# [Given problem]
Return all lines below containing the word "则小球半径的最大值为".

# [Data lines]
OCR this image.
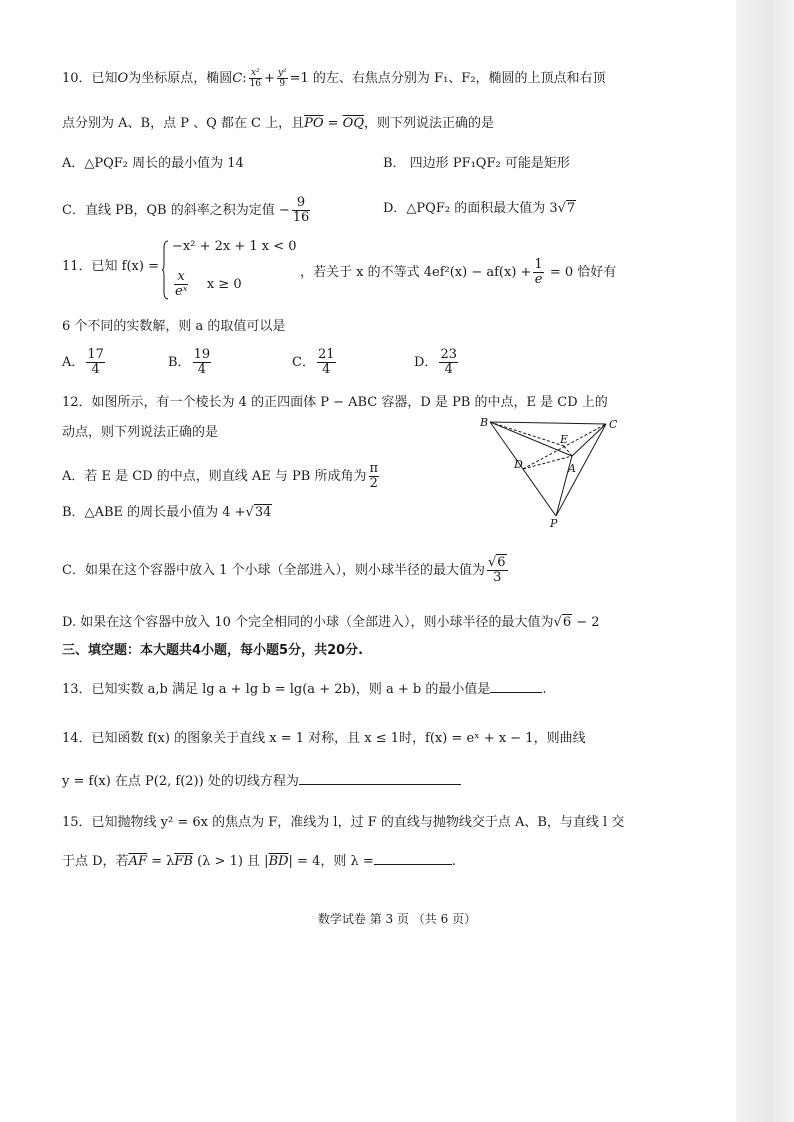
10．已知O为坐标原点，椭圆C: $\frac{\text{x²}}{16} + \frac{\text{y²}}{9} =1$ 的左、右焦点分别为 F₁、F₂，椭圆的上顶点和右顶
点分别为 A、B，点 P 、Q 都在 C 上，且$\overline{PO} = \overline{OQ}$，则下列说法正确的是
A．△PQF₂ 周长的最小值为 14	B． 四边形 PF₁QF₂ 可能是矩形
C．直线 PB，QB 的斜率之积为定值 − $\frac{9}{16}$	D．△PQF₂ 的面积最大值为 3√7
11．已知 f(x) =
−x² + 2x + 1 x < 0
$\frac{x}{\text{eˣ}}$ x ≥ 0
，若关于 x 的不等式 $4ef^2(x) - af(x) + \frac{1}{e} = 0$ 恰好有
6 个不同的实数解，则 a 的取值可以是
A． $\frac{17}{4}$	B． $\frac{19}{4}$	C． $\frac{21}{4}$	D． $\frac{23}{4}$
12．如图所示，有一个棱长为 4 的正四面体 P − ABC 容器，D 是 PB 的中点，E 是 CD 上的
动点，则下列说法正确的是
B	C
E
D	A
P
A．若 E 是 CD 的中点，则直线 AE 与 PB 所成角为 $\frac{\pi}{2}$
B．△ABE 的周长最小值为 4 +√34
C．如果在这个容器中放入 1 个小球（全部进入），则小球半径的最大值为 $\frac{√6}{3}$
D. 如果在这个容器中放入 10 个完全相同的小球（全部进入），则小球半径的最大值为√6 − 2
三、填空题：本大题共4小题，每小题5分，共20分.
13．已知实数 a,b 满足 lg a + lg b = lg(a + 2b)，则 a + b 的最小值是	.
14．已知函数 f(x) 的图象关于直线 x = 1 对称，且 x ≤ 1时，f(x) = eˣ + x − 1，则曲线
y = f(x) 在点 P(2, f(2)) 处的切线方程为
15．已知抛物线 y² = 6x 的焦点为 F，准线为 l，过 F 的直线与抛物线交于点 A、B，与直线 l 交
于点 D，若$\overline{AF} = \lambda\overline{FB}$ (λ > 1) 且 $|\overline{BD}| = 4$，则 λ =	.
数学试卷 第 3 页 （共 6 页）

# [Problem solution]
C．如果在这个容器中放入 1 个小球（全部进入），则小球半径的最大值为 $\frac{√6}{3}$
D. 如果在这个容器中放入 10 个完全相同的小球（全部进入），则小球半径的最大值为√6 − 2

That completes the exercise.